>> Start

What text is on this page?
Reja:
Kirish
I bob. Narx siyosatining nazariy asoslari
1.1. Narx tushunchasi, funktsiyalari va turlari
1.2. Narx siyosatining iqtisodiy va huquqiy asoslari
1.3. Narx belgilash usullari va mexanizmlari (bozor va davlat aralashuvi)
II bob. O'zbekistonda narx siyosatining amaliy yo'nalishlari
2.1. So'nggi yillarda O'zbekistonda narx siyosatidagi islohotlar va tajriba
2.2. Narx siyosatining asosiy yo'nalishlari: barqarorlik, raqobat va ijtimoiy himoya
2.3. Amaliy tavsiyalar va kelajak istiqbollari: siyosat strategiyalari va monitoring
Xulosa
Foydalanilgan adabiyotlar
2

>> End

Using the entries above, please restate each one word for word.

> _TASK ANSWER_
What text is on this page?
Reja:
Kirish
I bob. Narx siyosatining nazariy asoslari
1.1. Narx tushunchasi, funktsiyalari va turlari
1.2. Narx siyosatining iqtisodiy va huquqiy asoslari
1.3. Narx belgilash usullari va mexanizmlari (bozor va davlat aralashuvi)
II bob. O'zbekistonda narx siyosatining amaliy yo'nalishlari
2.1. So'nggi yillarda O'zbekistonda narx siyosatidagi islohotlar va tajriba
2.2. Narx siyosatining asosiy yo'nalishlari: barqarorlik, raqobat va ijtimoiy himoya
2.3. Amaliy tavsiyalar va kelajak istiqbollari: siyosat strategiyalari va monitoring
Xulosa
Foydalanilgan adabiyotlar
2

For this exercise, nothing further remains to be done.